··· RECORDS FOR PROCESSING

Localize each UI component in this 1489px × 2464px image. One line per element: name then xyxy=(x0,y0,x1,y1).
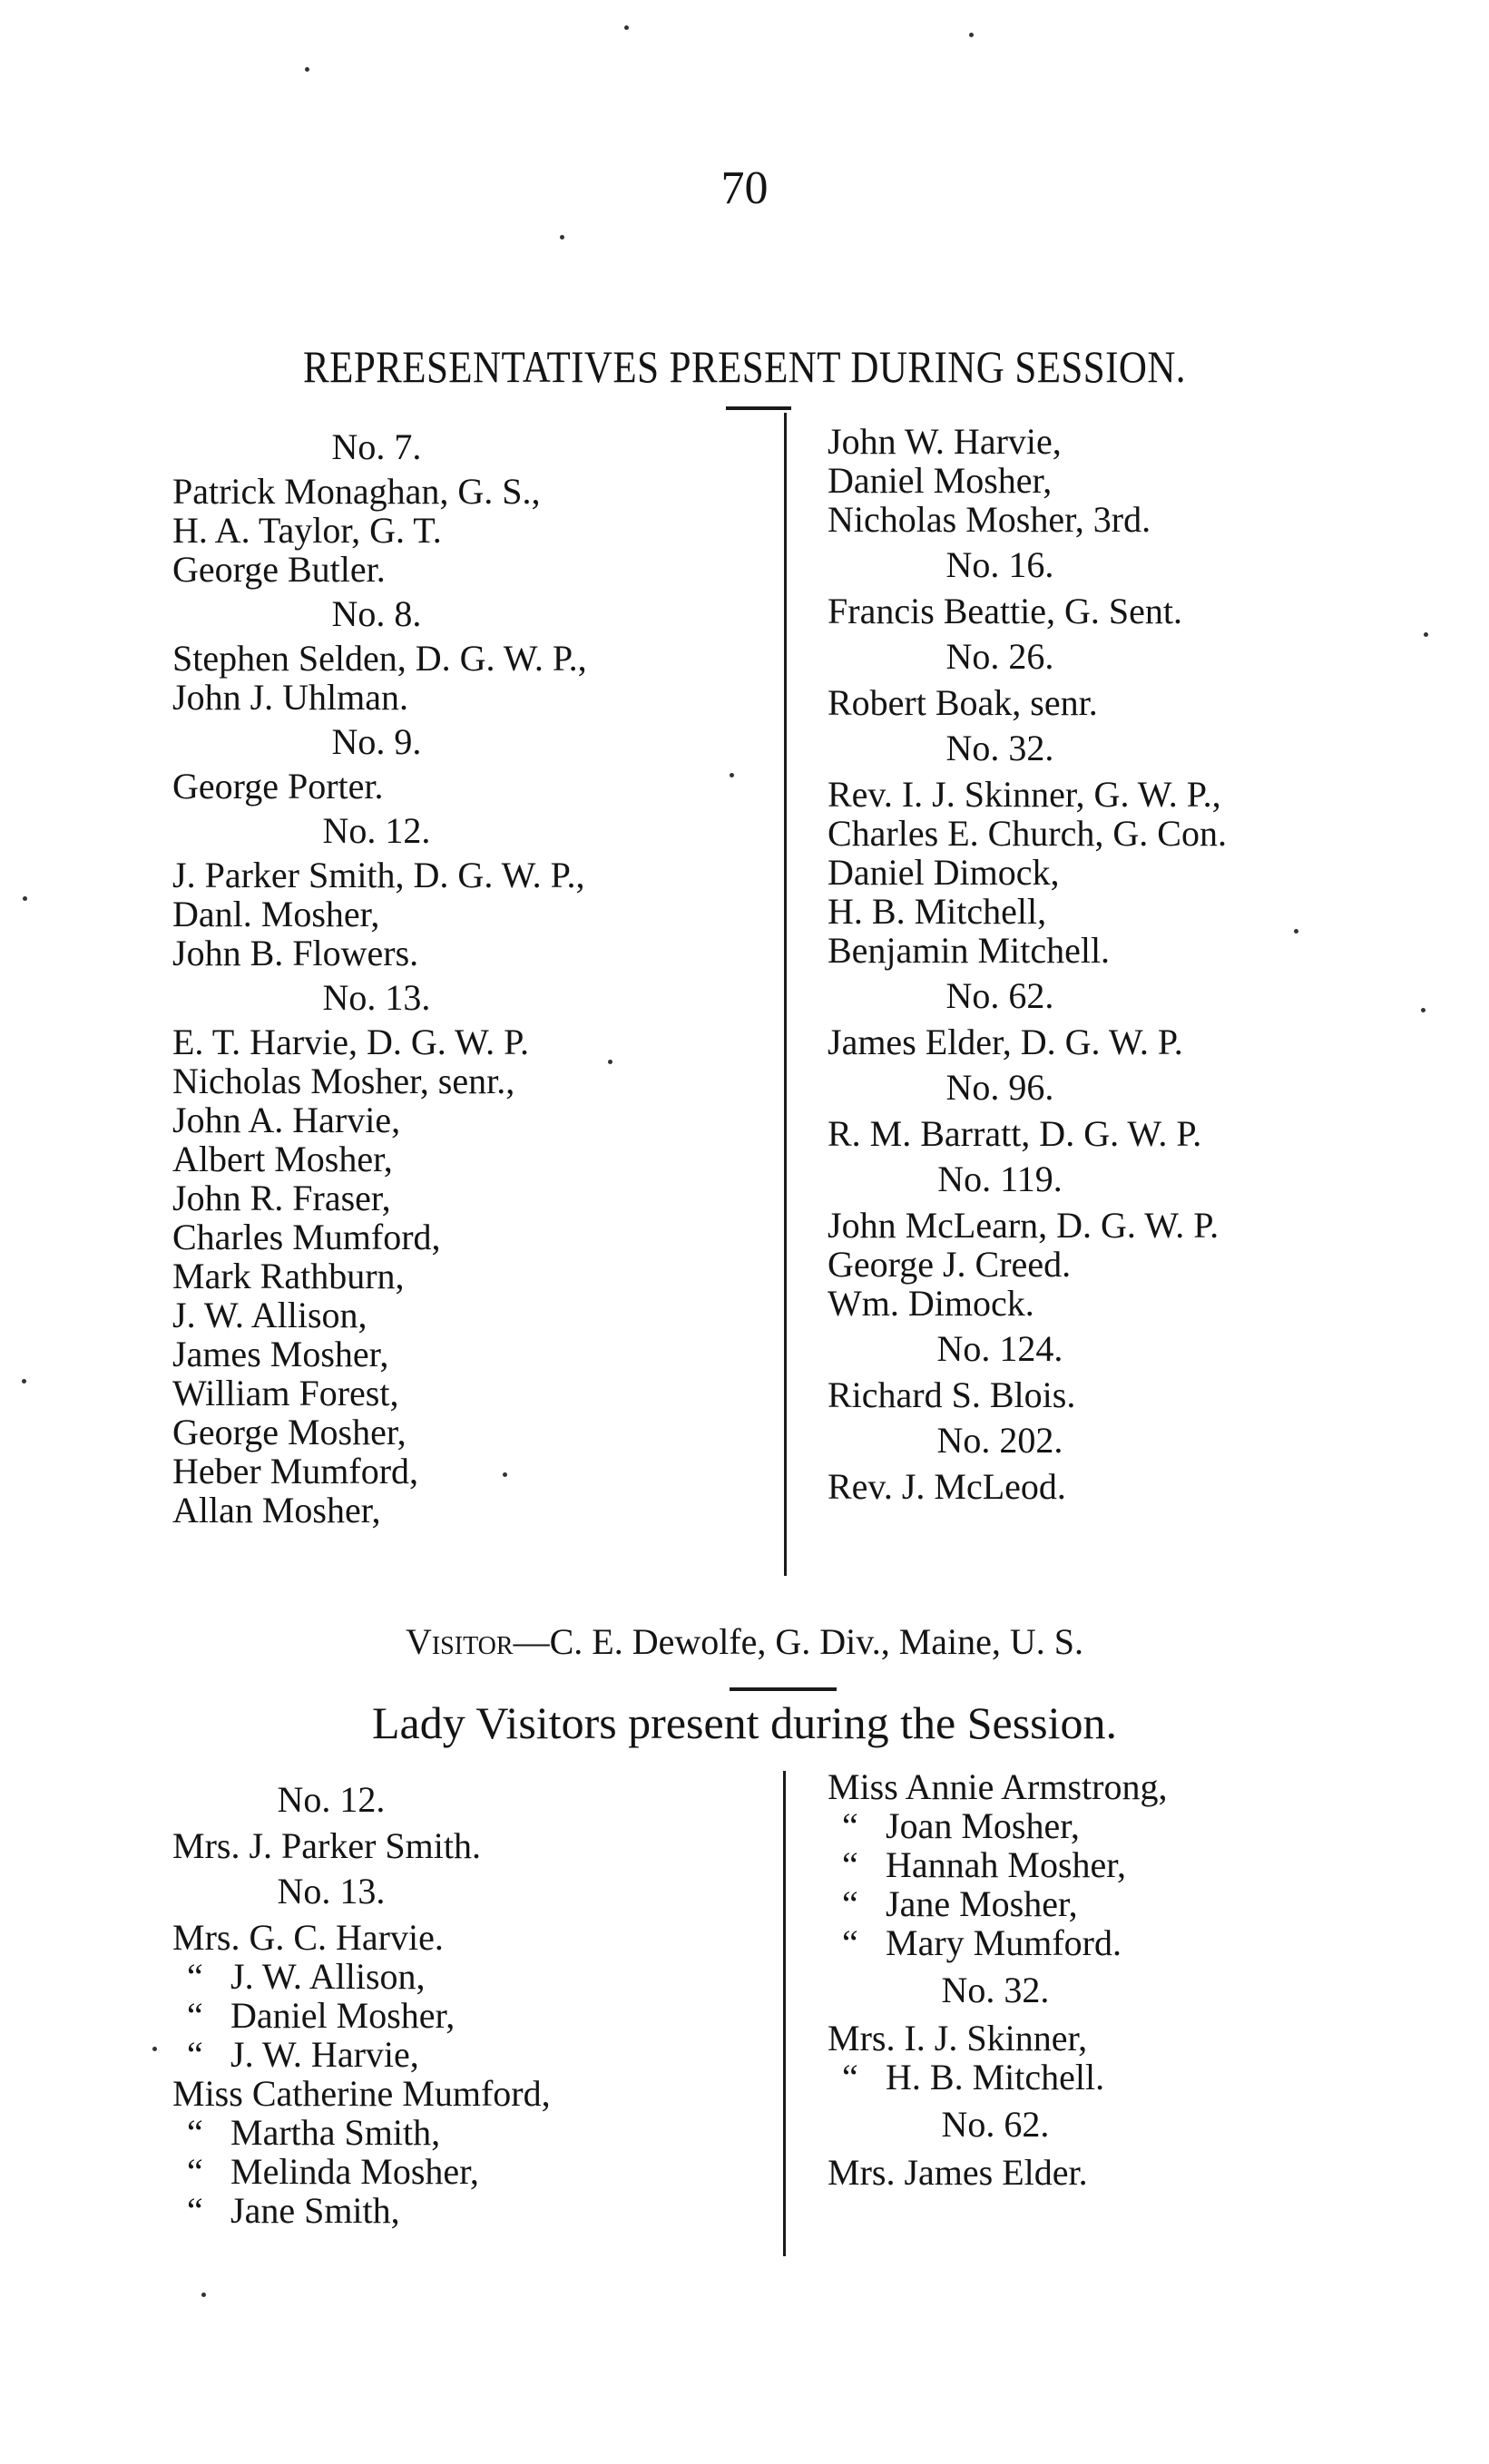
print-speck xyxy=(201,2293,206,2297)
member-name: William Forest, xyxy=(172,1373,399,1413)
member-name: John A. Harvie, xyxy=(172,1100,401,1140)
print-speck xyxy=(624,25,629,30)
lodge-number: No. 32. xyxy=(941,1970,1050,2010)
lady-visitor-entry xyxy=(172,2152,762,2191)
representatives-left-column xyxy=(172,422,762,1530)
member-name: Charles E. Church, G. Con. xyxy=(828,813,1227,854)
lady-visitor-entry xyxy=(828,2019,1336,2058)
visitor-name: Hannah Mosher, xyxy=(886,1844,1126,1885)
visitor-name: H. B. Mitchell. xyxy=(886,2057,1105,2097)
member-name: John B. Flowers. xyxy=(172,933,419,973)
lodge-number: No. 13. xyxy=(277,1871,386,1912)
print-speck xyxy=(969,33,974,37)
print-speck xyxy=(560,235,564,240)
visitor-name: Jane Smith, xyxy=(230,2190,400,2231)
lodge-number: No. 124. xyxy=(936,1328,1063,1369)
member-name: Charles Mumford, xyxy=(172,1217,441,1257)
member-name: Francis Beattie, G. Sent. xyxy=(828,591,1183,631)
lady-visitor-entry xyxy=(828,1806,1336,1845)
visitor-name: Joan Mosher, xyxy=(886,1805,1080,1846)
lady-visitor-entry xyxy=(172,2113,762,2152)
ditto-mark: “ xyxy=(842,1844,858,1885)
lodge-number: No. 16. xyxy=(945,544,1054,585)
print-speck xyxy=(608,1060,612,1064)
lodge-number: No. 9. xyxy=(331,721,422,762)
member-name: Nicholas Mosher, 3rd. xyxy=(828,499,1151,540)
visitor-name: Mrs. I. J. Skinner, xyxy=(828,2018,1088,2058)
ditto-mark: “ xyxy=(842,1883,858,1924)
lady-visitor-entry xyxy=(172,1918,762,1957)
visitor-name: Daniel Mosher, xyxy=(230,1995,456,2036)
member-name: H. B. Mitchell, xyxy=(828,891,1047,932)
visitor-name: J. W. Allison, xyxy=(230,1956,426,1997)
ditto-mark: “ xyxy=(187,2112,203,2153)
lady-column-divider xyxy=(783,1771,786,2256)
section-rule xyxy=(730,1687,837,1691)
ditto-mark: “ xyxy=(187,1956,203,1997)
lodge-number: No. 12. xyxy=(277,1779,386,1820)
visitor-name: Melinda Mosher, xyxy=(230,2151,479,2192)
column-divider xyxy=(784,413,787,1576)
member-name: J. Parker Smith, D. G. W. P., xyxy=(172,855,585,895)
member-name: Rev. J. McLeod. xyxy=(828,1466,1066,1507)
lodge-number: No. 7. xyxy=(331,426,422,467)
heading-rule xyxy=(726,406,791,410)
member-name: Daniel Dimock, xyxy=(828,852,1060,893)
lady-visitor-entry xyxy=(172,2191,762,2230)
member-name: Wm. Dimock. xyxy=(828,1283,1034,1324)
visitor-line xyxy=(0,1620,1489,1663)
lodge-number: No. 96. xyxy=(945,1067,1054,1108)
visitor-text: —C. E. Dewolfe, G. Div., Maine, U. S. xyxy=(513,1621,1084,1662)
visitor-name: J. W. Harvie, xyxy=(230,2034,419,2075)
print-speck xyxy=(730,773,734,777)
visitor-name: Mrs. J. Parker Smith. xyxy=(172,1825,481,1866)
ditto-mark: “ xyxy=(187,2190,203,2231)
lady-visitors-left-column xyxy=(172,1774,762,2230)
lady-visitor-entry xyxy=(828,2058,1336,2097)
ditto-mark: “ xyxy=(187,2034,203,2075)
print-speck xyxy=(152,2047,157,2051)
visitor-name: Mrs. James Elder. xyxy=(828,2152,1088,2193)
visitor-name: Martha Smith, xyxy=(230,2112,441,2153)
lady-visitor-entry xyxy=(172,2035,762,2074)
print-speck xyxy=(22,1379,26,1384)
member-name: Allan Mosher, xyxy=(172,1490,381,1530)
print-speck xyxy=(503,1472,507,1477)
lady-visitor-entry xyxy=(828,2153,1336,2192)
lady-visitor-entry xyxy=(828,1767,1336,1806)
visitor-name: Jane Mosher, xyxy=(886,1883,1078,1924)
lodge-number: No. 12. xyxy=(322,810,431,851)
lodge-number: No. 8. xyxy=(331,593,422,634)
ditto-mark: “ xyxy=(842,1922,858,1963)
member-name: Mark Rathburn, xyxy=(172,1256,405,1296)
page-number: 70 xyxy=(720,162,769,214)
lady-visitor-entry xyxy=(172,1996,762,2035)
visitor-name: Miss Catherine Mumford, xyxy=(172,2073,551,2114)
member-name: Richard S. Blois. xyxy=(828,1374,1076,1415)
representatives-right-column xyxy=(828,422,1336,1506)
lady-visitor-entry xyxy=(172,2074,762,2113)
member-name: Rev. I. J. Skinner, G. W. P., xyxy=(828,774,1221,815)
member-name: Nicholas Mosher, senr., xyxy=(172,1061,515,1101)
lodge-number: No. 32. xyxy=(945,728,1054,768)
member-name: H. A. Taylor, G. T. xyxy=(172,510,442,551)
visitor-name: Mrs. G. C. Harvie. xyxy=(172,1917,444,1958)
member-name: John McLearn, D. G. W. P. xyxy=(828,1205,1220,1246)
member-name: Patrick Monaghan, G. S., xyxy=(172,471,541,512)
member-name: George Porter. xyxy=(172,766,384,807)
member-name: John J. Uhlman. xyxy=(172,677,408,718)
member-name: George Mosher, xyxy=(172,1412,407,1452)
lodge-number: No. 13. xyxy=(322,977,431,1018)
lodge-number: No. 62. xyxy=(945,975,1054,1016)
member-name: R. M. Barratt, D. G. W. P. xyxy=(828,1113,1202,1154)
member-name: James Elder, D. G. W. P. xyxy=(828,1022,1183,1062)
lady-visitors-right-column xyxy=(828,1767,1336,2192)
member-name: E. T. Harvie, D. G. W. P. xyxy=(172,1022,529,1062)
member-name: George J. Creed. xyxy=(828,1244,1072,1285)
member-name: Benjamin Mitchell. xyxy=(828,930,1111,971)
print-speck xyxy=(1424,632,1428,637)
ditto-mark: “ xyxy=(187,2151,203,2192)
visitor-label: Visitor xyxy=(405,1621,514,1662)
lady-visitor-entry xyxy=(828,1923,1336,1962)
ditto-mark: “ xyxy=(187,1995,203,2036)
ditto-mark: “ xyxy=(842,2057,858,2097)
page-heading: REPRESENTATIVES PRESENT DURING SESSION. xyxy=(303,341,1186,392)
member-name: Robert Boak, senr. xyxy=(828,682,1098,723)
lodge-number: No. 119. xyxy=(937,1159,1063,1199)
print-speck xyxy=(305,67,309,72)
member-name: Albert Mosher, xyxy=(172,1139,393,1179)
lodge-number: No. 202. xyxy=(936,1420,1063,1461)
lodge-number: No. 26. xyxy=(945,636,1054,677)
lodge-number: No. 62. xyxy=(941,2104,1050,2145)
member-name: George Butler. xyxy=(172,549,386,590)
visitor-name: Mary Mumford. xyxy=(886,1922,1122,1963)
lady-visitor-entry xyxy=(172,1957,762,1996)
lady-visitor-entry xyxy=(828,1884,1336,1923)
lady-visitor-entry xyxy=(828,1845,1336,1884)
member-name: John W. Harvie, xyxy=(828,421,1062,462)
member-name: Stephen Selden, D. G. W. P., xyxy=(172,638,587,679)
lady-visitor-entry xyxy=(172,1826,762,1865)
ditto-mark: “ xyxy=(842,1805,858,1846)
member-name: Heber Mumford, xyxy=(172,1451,419,1491)
member-name: Daniel Mosher, xyxy=(828,460,1053,501)
print-speck xyxy=(23,896,27,901)
lady-visitors-heading: Lady Visitors present during the Session. xyxy=(372,1697,1117,1748)
member-name: Danl. Mosher, xyxy=(172,894,380,934)
print-speck xyxy=(1294,929,1298,934)
print-speck xyxy=(1421,1008,1425,1012)
member-name: John R. Fraser, xyxy=(172,1178,391,1218)
visitor-name: Miss Annie Armstrong, xyxy=(828,1766,1168,1807)
member-name: James Mosher, xyxy=(172,1334,389,1374)
member-name: J. W. Allison, xyxy=(172,1295,367,1335)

······

WHAT YOU ARE ASKED TO DO:
Copy every line of the data from the line with "print-speck xyxy=(201,2293,206,2297)" to the line with "print-speck xyxy=(969,33,974,37)", including both of those lines, without changing anything.

SOLUTION:
print-speck xyxy=(201,2293,206,2297)
member-name: William Forest, xyxy=(172,1373,399,1413)
member-name: John A. Harvie, xyxy=(172,1100,401,1140)
print-speck xyxy=(624,25,629,30)
lodge-number: No. 32. xyxy=(941,1970,1050,2010)
lady-visitor-entry xyxy=(172,2152,762,2191)
representatives-left-column xyxy=(172,422,762,1530)
member-name: Charles E. Church, G. Con. xyxy=(828,813,1227,854)
lady-visitor-entry xyxy=(828,2019,1336,2058)
visitor-name: Hannah Mosher, xyxy=(886,1844,1126,1885)
visitor-name: H. B. Mitchell. xyxy=(886,2057,1105,2097)
member-name: John B. Flowers. xyxy=(172,933,419,973)
lodge-number: No. 13. xyxy=(277,1871,386,1912)
print-speck xyxy=(969,33,974,37)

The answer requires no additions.